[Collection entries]
-*-
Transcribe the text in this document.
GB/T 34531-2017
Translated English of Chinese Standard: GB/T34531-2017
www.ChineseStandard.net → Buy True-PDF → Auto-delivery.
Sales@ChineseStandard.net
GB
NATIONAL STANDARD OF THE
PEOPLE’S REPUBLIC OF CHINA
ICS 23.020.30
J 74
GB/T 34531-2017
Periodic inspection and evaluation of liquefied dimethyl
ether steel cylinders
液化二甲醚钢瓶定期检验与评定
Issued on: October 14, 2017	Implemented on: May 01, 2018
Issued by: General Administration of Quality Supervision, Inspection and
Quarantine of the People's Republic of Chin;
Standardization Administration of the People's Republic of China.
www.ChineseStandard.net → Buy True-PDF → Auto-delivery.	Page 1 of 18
-*-
Objective: Write out every line exactly as it stands.

Full answer:
Transcribe the text in this document.
GB/T 34531-2017
Translated English of Chinese Standard: GB/T34531-2017
www.ChineseStandard.net → Buy True-PDF → Auto-delivery.
Sales@ChineseStandard.net
GB
NATIONAL STANDARD OF THE
PEOPLE’S REPUBLIC OF CHINA
ICS 23.020.30
J 74
GB/T 34531-2017
Periodic inspection and evaluation of liquefied dimethyl
ether steel cylinders
液化二甲醚钢瓶定期检验与评定
Issued on: October 14, 2017	Implemented on: May 01, 2018
Issued by: General Administration of Quality Supervision, Inspection and
Quarantine of the People's Republic of Chin;
Standardization Administration of the People's Republic of China.
www.ChineseStandard.net → Buy True-PDF → Auto-delivery.	Page 1 of 18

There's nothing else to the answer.